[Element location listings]
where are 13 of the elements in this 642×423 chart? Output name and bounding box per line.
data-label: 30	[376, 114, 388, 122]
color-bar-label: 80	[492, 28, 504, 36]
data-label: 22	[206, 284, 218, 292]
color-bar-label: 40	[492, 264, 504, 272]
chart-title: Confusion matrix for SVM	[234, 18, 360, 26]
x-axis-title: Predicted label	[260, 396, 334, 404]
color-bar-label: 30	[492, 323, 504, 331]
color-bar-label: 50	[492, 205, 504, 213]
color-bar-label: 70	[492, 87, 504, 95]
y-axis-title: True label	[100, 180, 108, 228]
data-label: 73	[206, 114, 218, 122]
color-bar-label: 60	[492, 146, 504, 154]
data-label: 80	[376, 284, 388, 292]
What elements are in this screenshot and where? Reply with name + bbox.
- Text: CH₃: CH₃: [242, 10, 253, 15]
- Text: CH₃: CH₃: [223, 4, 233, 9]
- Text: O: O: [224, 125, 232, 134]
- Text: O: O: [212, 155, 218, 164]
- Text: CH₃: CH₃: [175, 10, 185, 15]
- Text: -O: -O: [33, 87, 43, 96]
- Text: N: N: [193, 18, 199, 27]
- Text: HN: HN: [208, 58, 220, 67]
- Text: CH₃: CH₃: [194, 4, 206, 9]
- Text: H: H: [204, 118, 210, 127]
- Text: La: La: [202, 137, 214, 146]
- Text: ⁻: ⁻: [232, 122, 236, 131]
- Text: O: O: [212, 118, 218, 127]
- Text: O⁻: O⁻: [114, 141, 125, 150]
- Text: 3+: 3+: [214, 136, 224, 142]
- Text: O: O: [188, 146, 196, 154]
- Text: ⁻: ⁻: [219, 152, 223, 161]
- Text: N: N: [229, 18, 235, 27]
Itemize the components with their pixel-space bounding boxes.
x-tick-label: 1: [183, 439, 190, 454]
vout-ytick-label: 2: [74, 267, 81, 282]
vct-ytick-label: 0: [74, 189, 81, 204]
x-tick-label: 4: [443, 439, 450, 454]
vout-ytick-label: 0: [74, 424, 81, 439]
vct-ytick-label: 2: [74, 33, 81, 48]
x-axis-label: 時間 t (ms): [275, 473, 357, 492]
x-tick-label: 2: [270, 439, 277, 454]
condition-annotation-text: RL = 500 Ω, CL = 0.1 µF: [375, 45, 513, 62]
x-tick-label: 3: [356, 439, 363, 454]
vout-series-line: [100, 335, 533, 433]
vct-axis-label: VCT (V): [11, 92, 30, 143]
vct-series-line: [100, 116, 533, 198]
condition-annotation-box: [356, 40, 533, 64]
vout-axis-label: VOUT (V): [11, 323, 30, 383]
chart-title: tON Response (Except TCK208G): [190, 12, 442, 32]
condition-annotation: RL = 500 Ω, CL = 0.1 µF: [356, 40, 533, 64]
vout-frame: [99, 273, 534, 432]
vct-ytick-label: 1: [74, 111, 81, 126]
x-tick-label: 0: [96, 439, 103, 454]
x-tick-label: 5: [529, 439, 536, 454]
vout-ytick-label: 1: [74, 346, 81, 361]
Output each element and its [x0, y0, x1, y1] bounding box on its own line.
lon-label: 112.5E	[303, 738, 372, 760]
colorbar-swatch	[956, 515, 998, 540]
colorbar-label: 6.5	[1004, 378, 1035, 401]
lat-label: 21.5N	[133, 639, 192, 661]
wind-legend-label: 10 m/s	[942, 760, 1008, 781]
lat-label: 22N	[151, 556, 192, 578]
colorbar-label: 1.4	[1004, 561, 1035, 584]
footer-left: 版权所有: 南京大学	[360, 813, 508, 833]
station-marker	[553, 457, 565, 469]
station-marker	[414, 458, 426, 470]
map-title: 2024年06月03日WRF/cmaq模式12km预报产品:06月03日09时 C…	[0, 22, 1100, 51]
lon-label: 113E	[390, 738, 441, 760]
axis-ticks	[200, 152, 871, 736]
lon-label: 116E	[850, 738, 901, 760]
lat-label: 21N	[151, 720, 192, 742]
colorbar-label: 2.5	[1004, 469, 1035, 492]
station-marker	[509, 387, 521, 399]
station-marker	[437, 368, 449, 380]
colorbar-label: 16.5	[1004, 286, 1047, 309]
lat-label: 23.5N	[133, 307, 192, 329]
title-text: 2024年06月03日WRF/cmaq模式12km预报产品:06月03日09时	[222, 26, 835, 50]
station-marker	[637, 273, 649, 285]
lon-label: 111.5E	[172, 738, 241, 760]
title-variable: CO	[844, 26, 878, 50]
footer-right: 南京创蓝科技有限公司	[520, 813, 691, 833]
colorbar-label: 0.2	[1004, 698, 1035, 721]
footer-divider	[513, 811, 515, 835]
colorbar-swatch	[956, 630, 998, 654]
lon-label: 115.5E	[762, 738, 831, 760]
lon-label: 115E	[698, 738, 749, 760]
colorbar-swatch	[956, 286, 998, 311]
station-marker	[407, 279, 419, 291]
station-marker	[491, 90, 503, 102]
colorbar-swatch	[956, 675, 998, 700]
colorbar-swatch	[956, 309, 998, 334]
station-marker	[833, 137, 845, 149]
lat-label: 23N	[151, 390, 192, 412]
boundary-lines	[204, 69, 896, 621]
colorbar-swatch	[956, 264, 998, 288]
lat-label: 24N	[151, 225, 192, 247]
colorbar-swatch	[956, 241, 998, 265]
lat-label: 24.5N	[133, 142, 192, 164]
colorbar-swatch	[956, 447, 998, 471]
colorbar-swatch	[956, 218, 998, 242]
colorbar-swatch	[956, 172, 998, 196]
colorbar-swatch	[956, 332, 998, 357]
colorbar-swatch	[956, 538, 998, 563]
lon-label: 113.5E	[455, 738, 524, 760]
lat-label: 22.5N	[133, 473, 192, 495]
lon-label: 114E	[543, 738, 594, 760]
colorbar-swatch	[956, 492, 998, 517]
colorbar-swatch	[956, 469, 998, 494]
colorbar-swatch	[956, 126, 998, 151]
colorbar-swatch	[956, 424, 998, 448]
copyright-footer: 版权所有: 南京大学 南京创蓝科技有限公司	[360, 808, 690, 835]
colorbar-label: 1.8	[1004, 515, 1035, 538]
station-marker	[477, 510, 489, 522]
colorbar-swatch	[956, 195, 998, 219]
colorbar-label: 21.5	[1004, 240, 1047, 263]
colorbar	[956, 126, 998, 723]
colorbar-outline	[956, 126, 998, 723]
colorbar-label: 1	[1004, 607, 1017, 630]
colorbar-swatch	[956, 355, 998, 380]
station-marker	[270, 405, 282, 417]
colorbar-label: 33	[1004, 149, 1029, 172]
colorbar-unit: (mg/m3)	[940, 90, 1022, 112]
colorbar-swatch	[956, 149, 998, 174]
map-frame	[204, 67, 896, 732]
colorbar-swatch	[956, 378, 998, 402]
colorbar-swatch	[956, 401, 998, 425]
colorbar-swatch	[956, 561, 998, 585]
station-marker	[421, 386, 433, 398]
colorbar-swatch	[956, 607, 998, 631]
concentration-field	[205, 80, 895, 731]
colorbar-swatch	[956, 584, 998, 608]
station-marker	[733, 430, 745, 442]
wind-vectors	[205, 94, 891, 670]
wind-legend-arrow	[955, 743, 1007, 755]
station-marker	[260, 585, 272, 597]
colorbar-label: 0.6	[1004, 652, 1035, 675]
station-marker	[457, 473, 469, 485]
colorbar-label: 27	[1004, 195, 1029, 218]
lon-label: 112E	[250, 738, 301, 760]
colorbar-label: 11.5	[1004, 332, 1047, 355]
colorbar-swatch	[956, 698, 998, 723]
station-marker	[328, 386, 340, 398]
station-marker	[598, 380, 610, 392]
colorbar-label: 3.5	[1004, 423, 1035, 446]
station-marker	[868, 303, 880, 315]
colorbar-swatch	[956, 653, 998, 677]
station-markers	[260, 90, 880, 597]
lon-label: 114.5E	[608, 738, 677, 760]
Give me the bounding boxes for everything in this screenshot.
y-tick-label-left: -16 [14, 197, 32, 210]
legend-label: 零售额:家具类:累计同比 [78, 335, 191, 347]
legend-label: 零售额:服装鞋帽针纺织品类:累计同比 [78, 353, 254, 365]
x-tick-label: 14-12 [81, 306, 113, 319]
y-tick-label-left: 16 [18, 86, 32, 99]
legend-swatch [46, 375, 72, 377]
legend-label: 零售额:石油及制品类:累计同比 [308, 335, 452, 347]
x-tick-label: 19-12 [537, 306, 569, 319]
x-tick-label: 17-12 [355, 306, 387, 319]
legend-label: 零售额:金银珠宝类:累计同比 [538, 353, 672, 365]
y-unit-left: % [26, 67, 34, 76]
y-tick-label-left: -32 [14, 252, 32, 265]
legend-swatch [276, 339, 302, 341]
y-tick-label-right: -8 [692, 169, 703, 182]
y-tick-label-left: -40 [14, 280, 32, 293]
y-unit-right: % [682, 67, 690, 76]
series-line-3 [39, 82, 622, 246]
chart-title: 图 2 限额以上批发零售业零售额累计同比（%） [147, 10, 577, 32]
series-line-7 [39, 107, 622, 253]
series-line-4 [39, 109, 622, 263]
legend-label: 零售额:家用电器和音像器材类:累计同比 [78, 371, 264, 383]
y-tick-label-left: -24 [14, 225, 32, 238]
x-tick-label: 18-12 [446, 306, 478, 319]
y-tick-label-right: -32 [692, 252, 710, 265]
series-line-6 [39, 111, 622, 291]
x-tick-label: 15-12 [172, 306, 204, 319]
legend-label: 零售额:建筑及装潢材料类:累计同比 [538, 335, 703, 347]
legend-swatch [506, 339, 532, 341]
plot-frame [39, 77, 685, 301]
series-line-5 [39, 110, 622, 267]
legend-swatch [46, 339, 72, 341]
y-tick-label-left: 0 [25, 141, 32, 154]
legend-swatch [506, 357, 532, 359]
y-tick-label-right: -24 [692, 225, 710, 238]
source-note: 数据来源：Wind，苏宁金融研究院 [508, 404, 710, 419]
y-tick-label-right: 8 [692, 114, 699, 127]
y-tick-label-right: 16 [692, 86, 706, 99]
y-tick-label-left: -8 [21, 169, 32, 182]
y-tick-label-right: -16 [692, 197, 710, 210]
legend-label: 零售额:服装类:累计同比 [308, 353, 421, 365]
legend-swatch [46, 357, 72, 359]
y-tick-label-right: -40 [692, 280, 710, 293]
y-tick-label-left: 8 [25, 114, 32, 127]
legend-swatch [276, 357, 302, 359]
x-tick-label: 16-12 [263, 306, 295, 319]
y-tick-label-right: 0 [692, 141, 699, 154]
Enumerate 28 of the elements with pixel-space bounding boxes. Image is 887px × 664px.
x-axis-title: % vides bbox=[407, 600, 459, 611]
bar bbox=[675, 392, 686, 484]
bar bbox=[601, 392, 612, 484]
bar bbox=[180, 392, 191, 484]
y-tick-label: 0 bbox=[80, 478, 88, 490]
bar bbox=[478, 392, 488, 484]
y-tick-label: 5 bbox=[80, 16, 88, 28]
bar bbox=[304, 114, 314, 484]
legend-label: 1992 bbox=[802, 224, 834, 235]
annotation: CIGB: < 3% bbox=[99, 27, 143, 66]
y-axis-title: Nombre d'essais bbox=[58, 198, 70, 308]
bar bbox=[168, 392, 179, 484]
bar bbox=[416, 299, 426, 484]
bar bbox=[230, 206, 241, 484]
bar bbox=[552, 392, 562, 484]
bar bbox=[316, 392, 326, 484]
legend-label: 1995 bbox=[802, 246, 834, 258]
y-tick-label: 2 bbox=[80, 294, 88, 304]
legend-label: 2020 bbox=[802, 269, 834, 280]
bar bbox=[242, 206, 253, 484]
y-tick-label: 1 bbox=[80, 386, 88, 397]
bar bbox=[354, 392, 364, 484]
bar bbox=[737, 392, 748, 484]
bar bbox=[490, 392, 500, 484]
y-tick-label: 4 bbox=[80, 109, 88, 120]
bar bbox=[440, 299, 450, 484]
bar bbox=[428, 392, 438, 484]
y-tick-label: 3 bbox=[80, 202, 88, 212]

Objective: Please write out the lines above exactly as they appear, everything from the start down to the line containing "- Text: ⁻: ⁻: [232, 122, 236, 131]", including that line.

Expected answer:
where are 13 of the elements in this 642×423 chart? Output name and bounding box per line.
data-label: 30	[376, 114, 388, 122]
color-bar-label: 80	[492, 28, 504, 36]
data-label: 22	[206, 284, 218, 292]
color-bar-label: 40	[492, 264, 504, 272]
chart-title: Confusion matrix for SVM	[234, 18, 360, 26]
x-axis-title: Predicted label	[260, 396, 334, 404]
color-bar-label: 30	[492, 323, 504, 331]
color-bar-label: 50	[492, 205, 504, 213]
color-bar-label: 70	[492, 87, 504, 95]
y-axis-title: True label	[100, 180, 108, 228]
data-label: 73	[206, 114, 218, 122]
color-bar-label: 60	[492, 146, 504, 154]
data-label: 80	[376, 284, 388, 292]
What elements are in this screenshot and where? Reply with name + bbox.
- Text: CH₃: CH₃: [242, 10, 253, 15]
- Text: CH₃: CH₃: [223, 4, 233, 9]
- Text: O: O: [224, 125, 232, 134]
- Text: O: O: [212, 155, 218, 164]
- Text: CH₃: CH₃: [175, 10, 185, 15]
- Text: -O: -O: [33, 87, 43, 96]
- Text: N: N: [193, 18, 199, 27]
- Text: HN: HN: [208, 58, 220, 67]
- Text: CH₃: CH₃: [194, 4, 206, 9]
- Text: H: H: [204, 118, 210, 127]
- Text: La: La: [202, 137, 214, 146]
- Text: ⁻: ⁻: [232, 122, 236, 131]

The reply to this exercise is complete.